**Dataset rows:**
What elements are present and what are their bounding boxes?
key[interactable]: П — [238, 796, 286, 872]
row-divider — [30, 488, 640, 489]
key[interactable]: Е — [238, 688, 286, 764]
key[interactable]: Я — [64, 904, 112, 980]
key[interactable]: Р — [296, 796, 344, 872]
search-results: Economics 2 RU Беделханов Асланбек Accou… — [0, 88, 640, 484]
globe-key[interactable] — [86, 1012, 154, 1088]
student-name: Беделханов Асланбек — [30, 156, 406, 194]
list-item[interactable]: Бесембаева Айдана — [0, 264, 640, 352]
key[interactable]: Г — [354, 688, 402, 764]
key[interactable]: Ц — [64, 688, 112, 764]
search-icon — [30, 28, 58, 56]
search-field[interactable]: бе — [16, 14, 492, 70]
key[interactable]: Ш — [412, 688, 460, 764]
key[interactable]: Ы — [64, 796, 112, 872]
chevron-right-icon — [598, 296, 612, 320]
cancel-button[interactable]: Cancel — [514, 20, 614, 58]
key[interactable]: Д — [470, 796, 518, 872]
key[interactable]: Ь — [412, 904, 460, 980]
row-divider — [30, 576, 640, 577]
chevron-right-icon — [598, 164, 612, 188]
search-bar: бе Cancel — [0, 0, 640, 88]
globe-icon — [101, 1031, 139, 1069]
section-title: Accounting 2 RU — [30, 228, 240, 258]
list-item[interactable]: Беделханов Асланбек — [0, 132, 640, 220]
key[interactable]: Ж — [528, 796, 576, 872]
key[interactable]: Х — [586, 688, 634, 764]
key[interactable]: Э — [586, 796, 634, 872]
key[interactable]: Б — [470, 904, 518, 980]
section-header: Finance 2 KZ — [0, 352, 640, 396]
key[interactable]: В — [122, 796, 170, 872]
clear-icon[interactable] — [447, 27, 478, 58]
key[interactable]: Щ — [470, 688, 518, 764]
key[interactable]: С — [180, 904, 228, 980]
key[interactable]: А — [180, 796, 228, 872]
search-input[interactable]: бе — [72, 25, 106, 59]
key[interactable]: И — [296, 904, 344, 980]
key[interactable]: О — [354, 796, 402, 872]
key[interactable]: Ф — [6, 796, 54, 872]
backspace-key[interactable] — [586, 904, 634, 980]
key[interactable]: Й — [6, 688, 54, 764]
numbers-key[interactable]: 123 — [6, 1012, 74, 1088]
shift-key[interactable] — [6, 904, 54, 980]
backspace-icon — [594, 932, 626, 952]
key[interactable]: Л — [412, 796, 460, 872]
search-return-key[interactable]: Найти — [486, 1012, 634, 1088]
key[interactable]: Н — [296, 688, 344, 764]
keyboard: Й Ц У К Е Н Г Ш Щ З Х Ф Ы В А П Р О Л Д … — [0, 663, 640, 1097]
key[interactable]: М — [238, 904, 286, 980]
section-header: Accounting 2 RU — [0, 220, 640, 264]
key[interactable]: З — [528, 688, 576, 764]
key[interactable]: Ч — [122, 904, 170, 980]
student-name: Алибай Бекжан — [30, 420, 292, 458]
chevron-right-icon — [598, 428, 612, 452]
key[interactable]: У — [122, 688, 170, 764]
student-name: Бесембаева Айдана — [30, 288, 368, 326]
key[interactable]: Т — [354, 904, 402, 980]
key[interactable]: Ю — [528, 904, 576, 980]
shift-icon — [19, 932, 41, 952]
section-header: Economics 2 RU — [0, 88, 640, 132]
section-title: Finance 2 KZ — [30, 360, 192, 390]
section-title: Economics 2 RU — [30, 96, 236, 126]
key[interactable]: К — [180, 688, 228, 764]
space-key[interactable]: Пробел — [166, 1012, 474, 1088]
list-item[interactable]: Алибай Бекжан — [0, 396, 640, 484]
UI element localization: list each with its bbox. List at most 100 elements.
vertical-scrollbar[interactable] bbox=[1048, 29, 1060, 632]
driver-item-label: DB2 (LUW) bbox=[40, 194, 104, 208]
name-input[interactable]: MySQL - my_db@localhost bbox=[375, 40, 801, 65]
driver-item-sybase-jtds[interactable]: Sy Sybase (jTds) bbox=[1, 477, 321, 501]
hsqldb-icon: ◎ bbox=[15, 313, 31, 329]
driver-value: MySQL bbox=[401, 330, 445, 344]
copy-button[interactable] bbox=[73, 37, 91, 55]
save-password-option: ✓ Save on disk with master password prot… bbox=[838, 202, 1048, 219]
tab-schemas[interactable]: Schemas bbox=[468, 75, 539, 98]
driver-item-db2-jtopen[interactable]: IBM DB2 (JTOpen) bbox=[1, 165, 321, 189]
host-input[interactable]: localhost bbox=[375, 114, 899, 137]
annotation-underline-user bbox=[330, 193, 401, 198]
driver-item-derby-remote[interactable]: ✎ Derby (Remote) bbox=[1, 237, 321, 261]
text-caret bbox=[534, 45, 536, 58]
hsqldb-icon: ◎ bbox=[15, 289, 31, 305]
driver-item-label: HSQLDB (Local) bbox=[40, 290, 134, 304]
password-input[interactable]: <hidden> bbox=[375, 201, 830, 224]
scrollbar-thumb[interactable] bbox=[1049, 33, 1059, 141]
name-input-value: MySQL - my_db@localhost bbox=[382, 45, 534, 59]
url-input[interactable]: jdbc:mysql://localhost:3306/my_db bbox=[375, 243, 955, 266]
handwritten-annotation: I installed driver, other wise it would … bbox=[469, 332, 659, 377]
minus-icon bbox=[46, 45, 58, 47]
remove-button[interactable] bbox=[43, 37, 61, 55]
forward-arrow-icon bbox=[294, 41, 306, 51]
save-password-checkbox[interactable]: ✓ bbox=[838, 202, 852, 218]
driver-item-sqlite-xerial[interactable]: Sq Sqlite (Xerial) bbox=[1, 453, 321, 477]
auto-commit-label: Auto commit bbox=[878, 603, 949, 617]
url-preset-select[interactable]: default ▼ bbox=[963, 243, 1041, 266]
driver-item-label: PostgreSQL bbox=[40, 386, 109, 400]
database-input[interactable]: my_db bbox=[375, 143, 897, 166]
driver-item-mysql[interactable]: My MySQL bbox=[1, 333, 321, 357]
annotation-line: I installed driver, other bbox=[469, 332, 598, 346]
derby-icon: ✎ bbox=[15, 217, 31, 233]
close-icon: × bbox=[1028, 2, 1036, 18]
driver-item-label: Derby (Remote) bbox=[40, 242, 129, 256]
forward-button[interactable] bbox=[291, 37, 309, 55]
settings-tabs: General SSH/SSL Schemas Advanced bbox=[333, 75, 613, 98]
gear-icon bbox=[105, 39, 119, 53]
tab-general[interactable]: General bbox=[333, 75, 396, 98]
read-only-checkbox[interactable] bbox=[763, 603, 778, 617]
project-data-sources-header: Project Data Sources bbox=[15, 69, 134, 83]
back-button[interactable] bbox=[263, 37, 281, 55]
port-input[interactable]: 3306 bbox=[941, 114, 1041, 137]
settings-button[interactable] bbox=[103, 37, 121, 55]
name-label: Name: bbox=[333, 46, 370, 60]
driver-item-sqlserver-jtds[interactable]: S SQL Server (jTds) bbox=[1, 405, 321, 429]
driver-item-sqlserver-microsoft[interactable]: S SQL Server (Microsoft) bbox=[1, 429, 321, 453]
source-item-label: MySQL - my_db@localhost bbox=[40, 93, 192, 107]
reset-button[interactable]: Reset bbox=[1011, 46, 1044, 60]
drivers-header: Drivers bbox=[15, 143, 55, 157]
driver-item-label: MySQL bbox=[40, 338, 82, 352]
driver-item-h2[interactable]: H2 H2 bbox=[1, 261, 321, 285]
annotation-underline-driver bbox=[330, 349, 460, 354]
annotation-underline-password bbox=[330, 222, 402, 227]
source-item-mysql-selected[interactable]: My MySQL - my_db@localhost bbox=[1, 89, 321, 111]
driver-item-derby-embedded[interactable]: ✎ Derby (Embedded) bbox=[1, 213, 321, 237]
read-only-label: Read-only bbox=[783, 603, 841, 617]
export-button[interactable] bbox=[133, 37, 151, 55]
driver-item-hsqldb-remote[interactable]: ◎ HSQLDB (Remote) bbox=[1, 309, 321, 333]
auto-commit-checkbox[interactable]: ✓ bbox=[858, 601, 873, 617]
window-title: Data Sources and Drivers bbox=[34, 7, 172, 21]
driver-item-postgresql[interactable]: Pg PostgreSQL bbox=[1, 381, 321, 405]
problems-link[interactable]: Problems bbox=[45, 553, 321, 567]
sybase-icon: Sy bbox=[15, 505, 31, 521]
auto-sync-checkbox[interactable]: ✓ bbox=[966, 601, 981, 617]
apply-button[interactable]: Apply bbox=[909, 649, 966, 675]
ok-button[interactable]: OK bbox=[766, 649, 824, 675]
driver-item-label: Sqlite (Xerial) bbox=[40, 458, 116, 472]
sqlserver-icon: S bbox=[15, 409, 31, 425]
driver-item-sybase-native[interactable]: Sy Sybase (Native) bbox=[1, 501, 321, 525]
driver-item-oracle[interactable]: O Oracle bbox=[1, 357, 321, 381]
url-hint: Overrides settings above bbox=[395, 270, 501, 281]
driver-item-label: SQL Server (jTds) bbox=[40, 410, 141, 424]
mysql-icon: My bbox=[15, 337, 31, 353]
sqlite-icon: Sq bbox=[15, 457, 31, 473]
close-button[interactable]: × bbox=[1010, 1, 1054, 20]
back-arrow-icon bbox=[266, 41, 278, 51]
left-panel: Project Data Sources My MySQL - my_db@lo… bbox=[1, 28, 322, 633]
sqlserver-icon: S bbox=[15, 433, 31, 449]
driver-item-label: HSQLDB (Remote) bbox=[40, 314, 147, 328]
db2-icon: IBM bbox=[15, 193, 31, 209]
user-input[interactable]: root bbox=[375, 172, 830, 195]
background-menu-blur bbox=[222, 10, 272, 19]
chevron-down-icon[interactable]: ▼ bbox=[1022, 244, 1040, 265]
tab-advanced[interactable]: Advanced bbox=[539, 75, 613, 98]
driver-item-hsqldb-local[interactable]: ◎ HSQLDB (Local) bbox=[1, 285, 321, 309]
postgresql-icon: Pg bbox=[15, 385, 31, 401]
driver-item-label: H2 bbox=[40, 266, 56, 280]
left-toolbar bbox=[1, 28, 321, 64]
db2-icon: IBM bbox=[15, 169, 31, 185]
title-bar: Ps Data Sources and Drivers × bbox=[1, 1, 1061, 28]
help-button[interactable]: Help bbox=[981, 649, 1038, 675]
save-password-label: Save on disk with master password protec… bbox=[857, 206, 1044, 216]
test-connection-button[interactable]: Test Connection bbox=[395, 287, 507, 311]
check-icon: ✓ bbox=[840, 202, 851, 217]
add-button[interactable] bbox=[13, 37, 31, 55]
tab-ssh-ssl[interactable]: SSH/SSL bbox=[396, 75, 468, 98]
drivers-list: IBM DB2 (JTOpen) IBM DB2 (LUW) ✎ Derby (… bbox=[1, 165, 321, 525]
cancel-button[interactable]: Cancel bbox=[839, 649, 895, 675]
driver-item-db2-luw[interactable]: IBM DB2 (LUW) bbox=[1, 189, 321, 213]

**Task to carry out:**
Rename "row-divider" to "separator-line" in the entries from the start through the line that contains "key[interactable]: Й — [6, 688, 54, 764]", and give back only those lines with nothing else changed.

**Exercise result:**
What elements are present and what are their bounding boxes?
key[interactable]: П — [238, 796, 286, 872]
separator-line — [30, 488, 640, 489]
key[interactable]: Е — [238, 688, 286, 764]
key[interactable]: Я — [64, 904, 112, 980]
key[interactable]: Р — [296, 796, 344, 872]
search-results: Economics 2 RU Беделханов Асланбек Accou… — [0, 88, 640, 484]
globe-key[interactable] — [86, 1012, 154, 1088]
student-name: Беделханов Асланбек — [30, 156, 406, 194]
list-item[interactable]: Бесембаева Айдана — [0, 264, 640, 352]
key[interactable]: Г — [354, 688, 402, 764]
key[interactable]: Ц — [64, 688, 112, 764]
search-icon — [30, 28, 58, 56]
search-field[interactable]: бе — [16, 14, 492, 70]
key[interactable]: Ш — [412, 688, 460, 764]
key[interactable]: Ы — [64, 796, 112, 872]
chevron-right-icon — [598, 296, 612, 320]
cancel-button[interactable]: Cancel — [514, 20, 614, 58]
key[interactable]: Д — [470, 796, 518, 872]
key[interactable]: Ь — [412, 904, 460, 980]
separator-line — [30, 576, 640, 577]
chevron-right-icon — [598, 164, 612, 188]
search-bar: бе Cancel — [0, 0, 640, 88]
globe-icon — [101, 1031, 139, 1069]
section-title: Accounting 2 RU — [30, 228, 240, 258]
list-item[interactable]: Беделханов Асланбек — [0, 132, 640, 220]
key[interactable]: Ж — [528, 796, 576, 872]
key[interactable]: Х — [586, 688, 634, 764]
key[interactable]: Э — [586, 796, 634, 872]
key[interactable]: Б — [470, 904, 518, 980]
section-header: Finance 2 KZ — [0, 352, 640, 396]
key[interactable]: В — [122, 796, 170, 872]
clear-icon[interactable] — [447, 27, 478, 58]
key[interactable]: Щ — [470, 688, 518, 764]
key[interactable]: С — [180, 904, 228, 980]
key[interactable]: А — [180, 796, 228, 872]
search-input[interactable]: бе — [72, 25, 106, 59]
key[interactable]: И — [296, 904, 344, 980]
key[interactable]: О — [354, 796, 402, 872]
key[interactable]: Ф — [6, 796, 54, 872]
backspace-key[interactable] — [586, 904, 634, 980]
key[interactable]: Й — [6, 688, 54, 764]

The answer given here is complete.